**GIVEN DATA**:

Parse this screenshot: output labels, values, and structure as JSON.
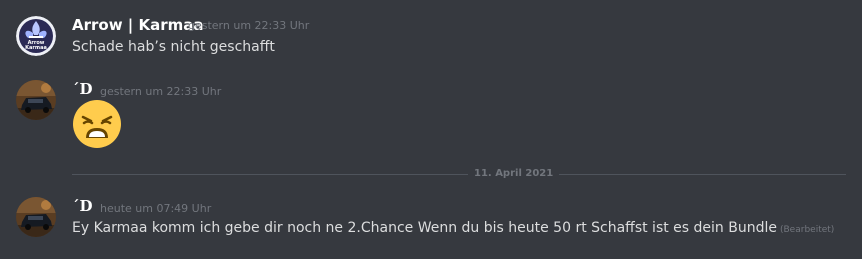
{
  "messages": [
    {
      "author": "Arrow | Karmaa",
      "timestamp": "gestern um 22:33 Uhr",
      "content": "Schade hab’s nicht geschafft",
      "avatar_text_top": "Arrow",
      "avatar_text_bottom": "Karmaa"
    },
    {
      "author": "´D",
      "timestamp": "gestern um 22:33 Uhr",
      "emoji": "weary-face"
    },
    {
      "author": "´D",
      "timestamp": "heute um 07:49 Uhr",
      "content": "Ey Karmaa komm ich gebe dir noch ne 2.Chance Wenn du bis heute 50 rt Schaffst ist es dein Bundle",
      "edited_label": "(Bearbeitet)"
    }
  ],
  "date_divider": "11. April 2021",
  "colors": {
    "background": "#36393f",
    "text": "#dcddde",
    "author": "#ffffff",
    "muted": "#72767d",
    "divider": "#4f545c"
  },
  "icons": [
    "fleur-de-lis-logo-icon",
    "car-avatar-icon",
    "weary-face-emoji-icon"
  ]
}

**WHAT YOU NEED TO DO**:
Write out the material above once more, exactly as it reads, with no pictures.

**WRITTEN ANSWER**:
Parse this screenshot: output labels, values, and structure as JSON.
{
  "messages": [
    {
      "author": "Arrow | Karmaa",
      "timestamp": "gestern um 22:33 Uhr",
      "content": "Schade hab’s nicht geschafft",
      "avatar_text_top": "Arrow",
      "avatar_text_bottom": "Karmaa"
    },
    {
      "author": "´D",
      "timestamp": "gestern um 22:33 Uhr",
      "emoji": "weary-face"
    },
    {
      "author": "´D",
      "timestamp": "heute um 07:49 Uhr",
      "content": "Ey Karmaa komm ich gebe dir noch ne 2.Chance Wenn du bis heute 50 rt Schaffst ist es dein Bundle",
      "edited_label": "(Bearbeitet)"
    }
  ],
  "date_divider": "11. April 2021",
  "colors": {
    "background": "#36393f",
    "text": "#dcddde",
    "author": "#ffffff",
    "muted": "#72767d",
    "divider": "#4f545c"
  },
  "icons": [
    "fleur-de-lis-logo-icon",
    "car-avatar-icon",
    "weary-face-emoji-icon"
  ]
}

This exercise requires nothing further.